Work to be completed
Extract every line that includes the string "CS阶段电机转速".
** Start Supplied material **
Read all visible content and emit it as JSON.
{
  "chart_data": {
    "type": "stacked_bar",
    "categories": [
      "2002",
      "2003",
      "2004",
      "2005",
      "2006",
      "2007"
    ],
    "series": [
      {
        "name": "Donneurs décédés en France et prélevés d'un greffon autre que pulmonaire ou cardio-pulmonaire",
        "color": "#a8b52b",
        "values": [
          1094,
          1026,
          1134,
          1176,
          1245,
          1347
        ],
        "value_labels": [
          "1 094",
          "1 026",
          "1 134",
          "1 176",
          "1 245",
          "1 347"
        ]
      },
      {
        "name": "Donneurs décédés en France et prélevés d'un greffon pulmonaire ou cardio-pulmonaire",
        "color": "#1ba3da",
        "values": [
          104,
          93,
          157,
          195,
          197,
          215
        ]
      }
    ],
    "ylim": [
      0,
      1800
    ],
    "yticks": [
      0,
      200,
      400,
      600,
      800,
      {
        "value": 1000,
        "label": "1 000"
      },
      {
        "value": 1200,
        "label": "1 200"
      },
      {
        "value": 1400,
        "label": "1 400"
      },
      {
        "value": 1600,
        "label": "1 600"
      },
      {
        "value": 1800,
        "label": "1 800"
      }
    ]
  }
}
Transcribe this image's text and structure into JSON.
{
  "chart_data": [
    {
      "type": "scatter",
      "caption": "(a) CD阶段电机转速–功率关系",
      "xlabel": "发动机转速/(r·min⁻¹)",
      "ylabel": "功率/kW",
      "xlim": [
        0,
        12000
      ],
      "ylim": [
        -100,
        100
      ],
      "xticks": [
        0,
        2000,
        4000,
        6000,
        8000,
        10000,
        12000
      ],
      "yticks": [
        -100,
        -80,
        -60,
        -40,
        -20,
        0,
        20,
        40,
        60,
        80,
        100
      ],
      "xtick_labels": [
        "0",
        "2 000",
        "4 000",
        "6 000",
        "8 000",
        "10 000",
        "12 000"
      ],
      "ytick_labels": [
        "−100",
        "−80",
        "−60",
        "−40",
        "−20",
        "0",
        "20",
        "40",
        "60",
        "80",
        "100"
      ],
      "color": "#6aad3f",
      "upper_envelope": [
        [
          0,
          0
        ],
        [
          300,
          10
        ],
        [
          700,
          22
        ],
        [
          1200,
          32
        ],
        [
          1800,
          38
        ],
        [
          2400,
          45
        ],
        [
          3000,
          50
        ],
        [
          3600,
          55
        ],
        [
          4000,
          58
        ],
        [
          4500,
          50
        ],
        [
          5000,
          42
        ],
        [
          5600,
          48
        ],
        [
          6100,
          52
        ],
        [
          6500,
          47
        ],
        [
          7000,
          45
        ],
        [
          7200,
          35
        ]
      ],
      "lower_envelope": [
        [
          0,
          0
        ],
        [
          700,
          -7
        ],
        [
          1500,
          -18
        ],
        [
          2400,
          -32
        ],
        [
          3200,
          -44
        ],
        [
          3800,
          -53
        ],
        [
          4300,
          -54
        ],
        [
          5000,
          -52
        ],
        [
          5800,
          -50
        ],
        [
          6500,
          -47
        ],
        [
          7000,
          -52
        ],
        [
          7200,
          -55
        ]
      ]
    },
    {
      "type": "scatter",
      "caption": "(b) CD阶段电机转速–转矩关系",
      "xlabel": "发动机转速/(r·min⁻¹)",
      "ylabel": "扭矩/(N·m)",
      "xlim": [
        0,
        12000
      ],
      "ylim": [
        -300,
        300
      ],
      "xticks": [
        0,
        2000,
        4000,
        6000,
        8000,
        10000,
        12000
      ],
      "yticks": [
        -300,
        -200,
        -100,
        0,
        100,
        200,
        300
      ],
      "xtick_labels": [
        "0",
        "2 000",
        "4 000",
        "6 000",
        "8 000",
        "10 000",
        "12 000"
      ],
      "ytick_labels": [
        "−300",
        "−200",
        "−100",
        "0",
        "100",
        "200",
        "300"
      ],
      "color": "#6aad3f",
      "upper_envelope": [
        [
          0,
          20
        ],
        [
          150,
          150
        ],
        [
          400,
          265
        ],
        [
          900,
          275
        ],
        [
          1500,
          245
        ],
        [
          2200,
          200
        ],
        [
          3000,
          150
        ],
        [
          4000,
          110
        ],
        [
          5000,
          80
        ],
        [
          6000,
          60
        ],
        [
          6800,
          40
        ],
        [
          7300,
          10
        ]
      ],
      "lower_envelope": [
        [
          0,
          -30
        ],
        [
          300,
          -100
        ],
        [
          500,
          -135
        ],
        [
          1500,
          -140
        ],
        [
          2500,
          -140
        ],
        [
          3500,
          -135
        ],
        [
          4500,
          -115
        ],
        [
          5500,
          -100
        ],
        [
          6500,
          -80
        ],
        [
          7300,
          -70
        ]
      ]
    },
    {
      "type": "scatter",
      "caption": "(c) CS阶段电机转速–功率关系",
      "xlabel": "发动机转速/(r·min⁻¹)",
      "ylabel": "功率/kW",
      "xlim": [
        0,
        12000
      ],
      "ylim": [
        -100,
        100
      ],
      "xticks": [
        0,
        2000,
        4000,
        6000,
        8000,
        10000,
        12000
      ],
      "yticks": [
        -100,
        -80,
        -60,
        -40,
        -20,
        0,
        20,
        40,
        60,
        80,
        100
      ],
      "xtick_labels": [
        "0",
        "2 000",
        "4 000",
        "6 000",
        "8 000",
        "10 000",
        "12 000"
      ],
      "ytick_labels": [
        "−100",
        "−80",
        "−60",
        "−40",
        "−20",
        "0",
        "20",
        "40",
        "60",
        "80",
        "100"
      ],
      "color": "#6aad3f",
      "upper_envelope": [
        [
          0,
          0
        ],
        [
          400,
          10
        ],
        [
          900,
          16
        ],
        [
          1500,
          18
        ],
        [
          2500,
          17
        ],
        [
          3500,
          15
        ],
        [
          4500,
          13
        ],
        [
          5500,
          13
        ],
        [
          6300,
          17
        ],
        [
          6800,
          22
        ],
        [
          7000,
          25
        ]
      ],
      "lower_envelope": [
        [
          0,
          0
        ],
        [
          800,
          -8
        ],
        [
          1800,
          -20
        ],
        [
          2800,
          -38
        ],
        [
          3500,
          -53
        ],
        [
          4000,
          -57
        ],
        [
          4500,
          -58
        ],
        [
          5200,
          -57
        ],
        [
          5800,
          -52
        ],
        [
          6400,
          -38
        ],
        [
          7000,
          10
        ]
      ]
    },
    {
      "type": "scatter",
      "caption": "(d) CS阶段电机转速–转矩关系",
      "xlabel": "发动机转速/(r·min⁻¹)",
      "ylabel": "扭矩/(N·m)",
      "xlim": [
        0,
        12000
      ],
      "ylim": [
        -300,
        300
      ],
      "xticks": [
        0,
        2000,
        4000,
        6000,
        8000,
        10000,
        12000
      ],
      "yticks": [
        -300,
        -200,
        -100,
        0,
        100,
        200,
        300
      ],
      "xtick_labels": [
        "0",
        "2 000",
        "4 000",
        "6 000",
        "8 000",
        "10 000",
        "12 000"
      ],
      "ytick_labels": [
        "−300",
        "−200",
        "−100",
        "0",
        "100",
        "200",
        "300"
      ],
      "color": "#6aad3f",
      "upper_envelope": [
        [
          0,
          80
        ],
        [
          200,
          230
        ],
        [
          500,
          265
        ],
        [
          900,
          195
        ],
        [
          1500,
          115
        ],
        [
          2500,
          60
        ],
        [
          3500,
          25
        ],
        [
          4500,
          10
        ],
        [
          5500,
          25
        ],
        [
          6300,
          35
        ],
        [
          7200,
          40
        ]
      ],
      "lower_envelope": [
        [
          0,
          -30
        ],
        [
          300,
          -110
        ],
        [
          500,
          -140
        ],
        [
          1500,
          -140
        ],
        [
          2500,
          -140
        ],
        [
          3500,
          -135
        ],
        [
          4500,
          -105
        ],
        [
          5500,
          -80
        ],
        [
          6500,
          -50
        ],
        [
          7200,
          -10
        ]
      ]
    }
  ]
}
** End Supplied material **
Finished task
      "caption": "(c) CS阶段电机转速–功率关系",
      "caption": "(d) CS阶段电机转速–转矩关系",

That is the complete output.